- Exercise brief:
Quote the entries word for word. Omit the pictures.
* * * * * * * * *
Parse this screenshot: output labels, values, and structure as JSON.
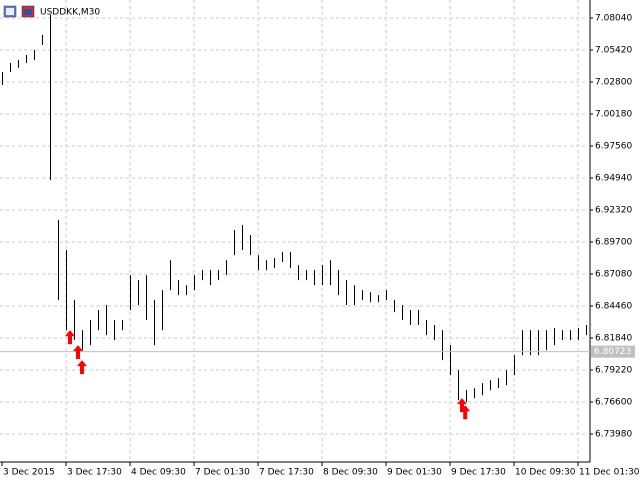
{
  "chart_data": {
    "type": "ohlc-range",
    "title": "USDDKK,M30",
    "grid": true,
    "color": "#000000",
    "xlim": [
      -0.25,
      73.5
    ],
    "ylim": [
      6.7169,
      7.0951
    ],
    "xticks": [
      {
        "value": 0,
        "label": "3 Dec 2015"
      },
      {
        "value": 8,
        "label": "3 Dec 17:30"
      },
      {
        "value": 16,
        "label": "4 Dec 09:30"
      },
      {
        "value": 24,
        "label": "7 Dec 01:30"
      },
      {
        "value": 32,
        "label": "7 Dec 17:30"
      },
      {
        "value": 40,
        "label": "8 Dec 09:30"
      },
      {
        "value": 48,
        "label": "9 Dec 01:30"
      },
      {
        "value": 56,
        "label": "9 Dec 17:30"
      },
      {
        "value": 64,
        "label": "10 Dec 09:30"
      },
      {
        "value": 72,
        "label": "11 Dec 01:30"
      }
    ],
    "yticks": [
      {
        "value": 7.0804,
        "label": "7.08040"
      },
      {
        "value": 7.0542,
        "label": "7.05420"
      },
      {
        "value": 7.028,
        "label": "7.02800"
      },
      {
        "value": 7.0018,
        "label": "7.00180"
      },
      {
        "value": 6.9756,
        "label": "6.97560"
      },
      {
        "value": 6.9494,
        "label": "6.94940"
      },
      {
        "value": 6.9232,
        "label": "6.92320"
      },
      {
        "value": 6.897,
        "label": "6.89700"
      },
      {
        "value": 6.8708,
        "label": "6.87080"
      },
      {
        "value": 6.8446,
        "label": "6.84460"
      },
      {
        "value": 6.8184,
        "label": "6.81840"
      },
      {
        "value": 6.7922,
        "label": "6.79220"
      },
      {
        "value": 6.766,
        "label": "6.76600"
      },
      {
        "value": 6.7398,
        "label": "6.73980"
      }
    ],
    "last_price": 6.80723,
    "high": [
      7.0362,
      7.0435,
      7.046,
      7.0501,
      7.0542,
      7.0665,
      7.0829,
      6.915,
      6.8904,
      6.8495,
      6.8249,
      6.8331,
      6.8413,
      6.8454,
      6.8331,
      6.8331,
      6.8699,
      6.8658,
      6.8699,
      6.8495,
      6.8576,
      6.8822,
      6.8658,
      6.8617,
      6.8699,
      6.874,
      6.874,
      6.874,
      6.8822,
      6.9068,
      6.9109,
      6.9027,
      6.8863,
      6.8822,
      6.8839,
      6.8888,
      6.8888,
      6.8781,
      6.874,
      6.874,
      6.8781,
      6.8822,
      6.874,
      6.8658,
      6.8617,
      6.8576,
      6.856,
      6.8535,
      6.8576,
      6.8495,
      6.8454,
      6.8413,
      6.8413,
      6.8331,
      6.829,
      6.8249,
      6.8126,
      6.7921,
      6.7757,
      6.7774,
      6.7815,
      6.7839,
      6.7856,
      6.7921,
      6.8044,
      6.8249,
      6.8249,
      6.8249,
      6.8249,
      6.8265,
      6.8249,
      6.8249,
      6.8265,
      6.829
    ],
    "low": [
      7.0255,
      7.0362,
      7.0395,
      7.0435,
      7.046,
      7.0583,
      6.9477,
      6.8495,
      6.8249,
      6.8167,
      6.8085,
      6.8126,
      6.8249,
      6.8208,
      6.8167,
      6.8249,
      6.8413,
      6.8454,
      6.8331,
      6.8126,
      6.8249,
      6.8576,
      6.8535,
      6.8535,
      6.8576,
      6.8658,
      6.8617,
      6.8658,
      6.8699,
      6.8863,
      6.8904,
      6.8863,
      6.874,
      6.874,
      6.8757,
      6.8806,
      6.8757,
      6.8658,
      6.8658,
      6.8617,
      6.8617,
      6.8617,
      6.8535,
      6.8454,
      6.8454,
      6.8495,
      6.8478,
      6.8478,
      6.8495,
      6.8396,
      6.8331,
      6.829,
      6.829,
      6.8208,
      6.8167,
      6.8003,
      6.788,
      6.7675,
      6.7659,
      6.7692,
      6.7716,
      6.7757,
      6.7774,
      6.7798,
      6.788,
      6.8044,
      6.8044,
      6.8044,
      6.8085,
      6.8126,
      6.8167,
      6.8167,
      6.8167,
      6.8208
    ],
    "signals": {
      "color": "#ff0000",
      "x": [
        8.5,
        9.5,
        10,
        57.5,
        57.9
      ],
      "values": [
        6.8249,
        6.8126,
        6.8003,
        6.7692,
        6.7634
      ]
    }
  }
}
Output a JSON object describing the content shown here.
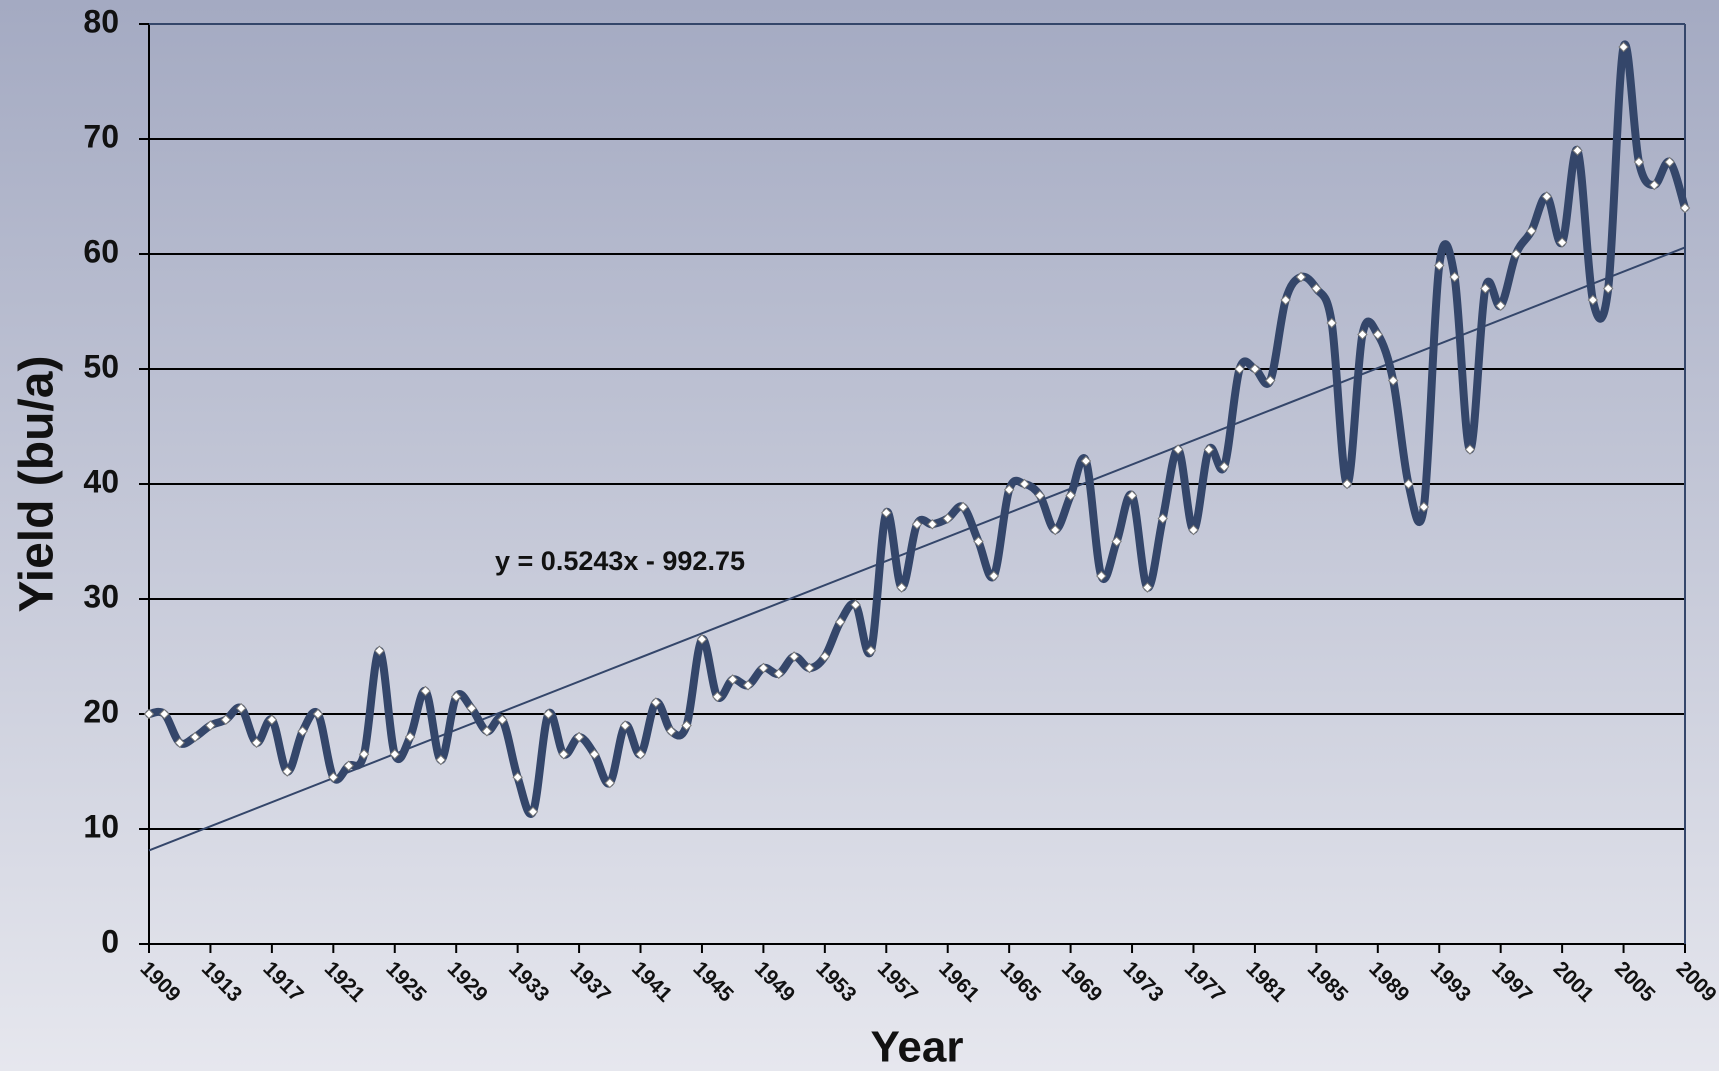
{
  "chart_data": {
    "type": "line",
    "x_label": "Year",
    "y_label": "Yield (bu/a)",
    "x": [
      1909,
      1910,
      1911,
      1912,
      1913,
      1914,
      1915,
      1916,
      1917,
      1918,
      1919,
      1920,
      1921,
      1922,
      1923,
      1924,
      1925,
      1926,
      1927,
      1928,
      1929,
      1930,
      1931,
      1932,
      1933,
      1934,
      1935,
      1936,
      1937,
      1938,
      1939,
      1940,
      1941,
      1942,
      1943,
      1944,
      1945,
      1946,
      1947,
      1948,
      1949,
      1950,
      1951,
      1952,
      1953,
      1954,
      1955,
      1956,
      1957,
      1958,
      1959,
      1960,
      1961,
      1962,
      1963,
      1964,
      1965,
      1966,
      1967,
      1968,
      1969,
      1970,
      1971,
      1972,
      1973,
      1974,
      1975,
      1976,
      1977,
      1978,
      1979,
      1980,
      1981,
      1982,
      1983,
      1984,
      1985,
      1986,
      1987,
      1988,
      1989,
      1990,
      1991,
      1992,
      1993,
      1994,
      1995,
      1996,
      1997,
      1998,
      1999,
      2000,
      2001,
      2002,
      2003,
      2004,
      2005,
      2006,
      2007,
      2008,
      2009
    ],
    "series": [
      {
        "color": "#34466a",
        "marker_color": "#ffffff",
        "values": [
          20,
          20,
          17.5,
          18,
          19,
          19.5,
          20.5,
          17.5,
          19.5,
          15,
          18.5,
          20,
          14.5,
          15.5,
          16.5,
          25.5,
          16.5,
          18,
          22,
          16,
          21.5,
          20.5,
          18.5,
          19.5,
          14.5,
          11.5,
          20,
          16.5,
          18,
          16.5,
          14,
          19,
          16.5,
          21,
          18.5,
          19,
          26.5,
          21.5,
          23,
          22.5,
          24,
          23.5,
          25,
          24,
          25,
          28,
          29.5,
          25.5,
          37.5,
          31,
          36.5,
          36.5,
          37,
          38,
          35,
          32,
          39.5,
          40,
          39,
          36,
          39,
          42,
          32,
          35,
          39,
          31,
          37,
          43,
          36,
          43,
          41.5,
          50,
          50,
          49,
          56,
          58,
          57,
          54,
          40,
          53,
          53,
          49,
          40,
          38,
          59,
          58,
          43,
          57,
          55.5,
          60,
          62,
          65,
          61,
          69,
          56,
          57,
          78,
          68,
          66,
          68,
          64
        ]
      }
    ],
    "trendline": {
      "label": "y = 0.5243x - 992.75",
      "slope": 0.5243,
      "intercept": -992.75,
      "color": "#34466a"
    },
    "xlim": [
      1909,
      2009
    ],
    "xticks": [
      1909,
      1913,
      1917,
      1921,
      1925,
      1929,
      1933,
      1937,
      1941,
      1945,
      1949,
      1953,
      1957,
      1961,
      1965,
      1969,
      1973,
      1977,
      1981,
      1985,
      1989,
      1993,
      1997,
      2001,
      2005,
      2009
    ],
    "ylim": [
      0,
      80
    ],
    "yticks": [
      0,
      10,
      20,
      30,
      40,
      50,
      60,
      70,
      80
    ],
    "grid": true
  }
}
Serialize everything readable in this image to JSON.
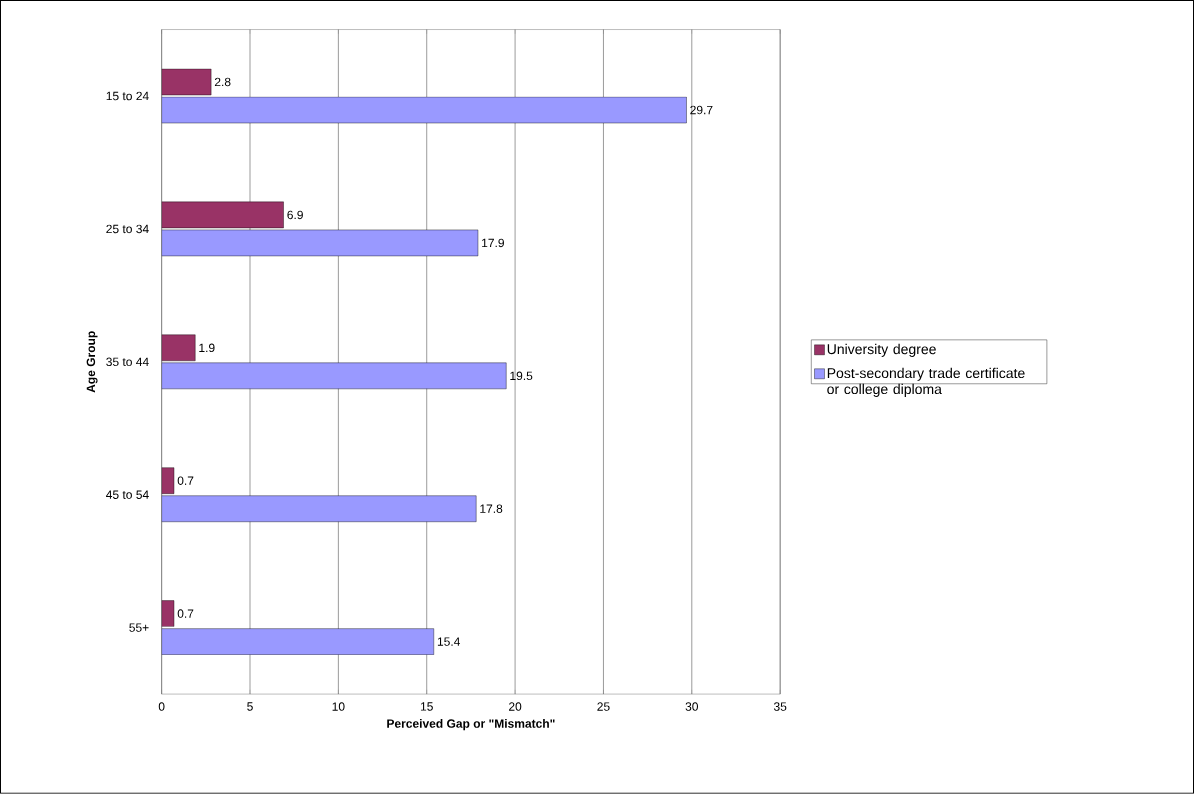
* * * * * * * * *
- Response to the task:
Parse this screenshot: output labels, values, and structure as JSON.
{
  "chart_data": {
    "type": "ohlc-range",
    "title": "USDDKK,M30",
    "grid": true,
    "color": "#000000",
    "xlim": [
      -0.25,
      73.5
    ],
    "ylim": [
      6.7169,
      7.0951
    ],
    "xticks": [
      {
        "value": 0,
        "label": "3 Dec 2015"
      },
      {
        "value": 8,
        "label": "3 Dec 17:30"
      },
      {
        "value": 16,
        "label": "4 Dec 09:30"
      },
      {
        "value": 24,
        "label": "7 Dec 01:30"
      },
      {
        "value": 32,
        "label": "7 Dec 17:30"
      },
      {
        "value": 40,
        "label": "8 Dec 09:30"
      },
      {
        "value": 48,
        "label": "9 Dec 01:30"
      },
      {
        "value": 56,
        "label": "9 Dec 17:30"
      },
      {
        "value": 64,
        "label": "10 Dec 09:30"
      },
      {
        "value": 72,
        "label": "11 Dec 01:30"
      }
    ],
    "yticks": [
      {
        "value": 7.0804,
        "label": "7.08040"
      },
      {
        "value": 7.0542,
        "label": "7.05420"
      },
      {
        "value": 7.028,
        "label": "7.02800"
      },
      {
        "value": 7.0018,
        "label": "7.00180"
      },
      {
        "value": 6.9756,
        "label": "6.97560"
      },
      {
        "value": 6.9494,
        "label": "6.94940"
      },
      {
        "value": 6.9232,
        "label": "6.92320"
      },
      {
        "value": 6.897,
        "label": "6.89700"
      },
      {
        "value": 6.8708,
        "label": "6.87080"
      },
      {
        "value": 6.8446,
        "label": "6.84460"
      },
      {
        "value": 6.8184,
        "label": "6.81840"
      },
      {
        "value": 6.7922,
        "label": "6.79220"
      },
      {
        "value": 6.766,
        "label": "6.76600"
      },
      {
        "value": 6.7398,
        "label": "6.73980"
      }
    ],
    "last_price": 6.80723,
    "high": [
      7.0362,
      7.0435,
      7.046,
      7.0501,
      7.0542,
      7.0665,
      7.0829,
      6.915,
      6.8904,
      6.8495,
      6.8249,
      6.8331,
      6.8413,
      6.8454,
      6.8331,
      6.8331,
      6.8699,
      6.8658,
      6.8699,
      6.8495,
      6.8576,
      6.8822,
      6.8658,
      6.8617,
      6.8699,
      6.874,
      6.874,
      6.874,
      6.8822,
      6.9068,
      6.9109,
      6.9027,
      6.8863,
      6.8822,
      6.8839,
      6.8888,
      6.8888,
      6.8781,
      6.874,
      6.874,
      6.8781,
      6.8822,
      6.874,
      6.8658,
      6.8617,
      6.8576,
      6.856,
      6.8535,
      6.8576,
      6.8495,
      6.8454,
      6.8413,
      6.8413,
      6.8331,
      6.829,
      6.8249,
      6.8126,
      6.7921,
      6.7757,
      6.7774,
      6.7815,
      6.7839,
      6.7856,
      6.7921,
      6.8044,
      6.8249,
      6.8249,
      6.8249,
      6.8249,
      6.8265,
      6.8249,
      6.8249,
      6.8265,
      6.829
    ],
    "low": [
      7.0255,
      7.0362,
      7.0395,
      7.0435,
      7.046,
      7.0583,
      6.9477,
      6.8495,
      6.8249,
      6.8167,
      6.8085,
      6.8126,
      6.8249,
      6.8208,
      6.8167,
      6.8249,
      6.8413,
      6.8454,
      6.8331,
      6.8126,
      6.8249,
      6.8576,
      6.8535,
      6.8535,
      6.8576,
      6.8658,
      6.8617,
      6.8658,
      6.8699,
      6.8863,
      6.8904,
      6.8863,
      6.874,
      6.874,
      6.8757,
      6.8806,
      6.8757,
      6.8658,
      6.8658,
      6.8617,
      6.8617,
      6.8617,
      6.8535,
      6.8454,
      6.8454,
      6.8495,
      6.8478,
      6.8478,
      6.8495,
      6.8396,
      6.8331,
      6.829,
      6.829,
      6.8208,
      6.8167,
      6.8003,
      6.788,
      6.7675,
      6.7659,
      6.7692,
      6.7716,
      6.7757,
      6.7774,
      6.7798,
      6.788,
      6.8044,
      6.8044,
      6.8044,
      6.8085,
      6.8126,
      6.8167,
      6.8167,
      6.8167,
      6.8208
    ],
    "signals": {
      "color": "#ff0000",
      "x": [
        8.5,
        9.5,
        10,
        57.5,
        57.9
      ],
      "values": [
        6.8249,
        6.8126,
        6.8003,
        6.7692,
        6.7634
      ]
    }
  }
}
Output a JSON object describing the content shown here.
{
  "chart_data": {
    "type": "line",
    "x_label": "Year",
    "y_label": "Yield (bu/a)",
    "x": [
      1909,
      1910,
      1911,
      1912,
      1913,
      1914,
      1915,
      1916,
      1917,
      1918,
      1919,
      1920,
      1921,
      1922,
      1923,
      1924,
      1925,
      1926,
      1927,
      1928,
      1929,
      1930,
      1931,
      1932,
      1933,
      1934,
      1935,
      1936,
      1937,
      1938,
      1939,
      1940,
      1941,
      1942,
      1943,
      1944,
      1945,
      1946,
      1947,
      1948,
      1949,
      1950,
      1951,
      1952,
      1953,
      1954,
      1955,
      1956,
      1957,
      1958,
      1959,
      1960,
      1961,
      1962,
      1963,
      1964,
      1965,
      1966,
      1967,
      1968,
      1969,
      1970,
      1971,
      1972,
      1973,
      1974,
      1975,
      1976,
      1977,
      1978,
      1979,
      1980,
      1981,
      1982,
      1983,
      1984,
      1985,
      1986,
      1987,
      1988,
      1989,
      1990,
      1991,
      1992,
      1993,
      1994,
      1995,
      1996,
      1997,
      1998,
      1999,
      2000,
      2001,
      2002,
      2003,
      2004,
      2005,
      2006,
      2007,
      2008,
      2009
    ],
    "series": [
      {
        "color": "#34466a",
        "marker_color": "#ffffff",
        "values": [
          20,
          20,
          17.5,
          18,
          19,
          19.5,
          20.5,
          17.5,
          19.5,
          15,
          18.5,
          20,
          14.5,
          15.5,
          16.5,
          25.5,
          16.5,
          18,
          22,
          16,
          21.5,
          20.5,
          18.5,
          19.5,
          14.5,
          11.5,
          20,
          16.5,
          18,
          16.5,
          14,
          19,
          16.5,
          21,
          18.5,
          19,
          26.5,
          21.5,
          23,
          22.5,
          24,
          23.5,
          25,
          24,
          25,
          28,
          29.5,
          25.5,
          37.5,
          31,
          36.5,
          36.5,
          37,
          38,
          35,
          32,
          39.5,
          40,
          39,
          36,
          39,
          42,
          32,
          35,
          39,
          31,
          37,
          43,
          36,
          43,
          41.5,
          50,
          50,
          49,
          56,
          58,
          57,
          54,
          40,
          53,
          53,
          49,
          40,
          38,
          59,
          58,
          43,
          57,
          55.5,
          60,
          62,
          65,
          61,
          69,
          56,
          57,
          78,
          68,
          66,
          68,
          64
        ]
      }
    ],
    "trendline": {
      "label": "y = 0.5243x - 992.75",
      "slope": 0.5243,
      "intercept": -992.75,
      "color": "#34466a"
    },
    "xlim": [
      1909,
      2009
    ],
    "xticks": [
      1909,
      1913,
      1917,
      1921,
      1925,
      1929,
      1933,
      1937,
      1941,
      1945,
      1949,
      1953,
      1957,
      1961,
      1965,
      1969,
      1973,
      1977,
      1981,
      1985,
      1989,
      1993,
      1997,
      2001,
      2005,
      2009
    ],
    "ylim": [
      0,
      80
    ],
    "yticks": [
      0,
      10,
      20,
      30,
      40,
      50,
      60,
      70,
      80
    ],
    "grid": true
  }
}
Serialize everything readable in this image to JSON.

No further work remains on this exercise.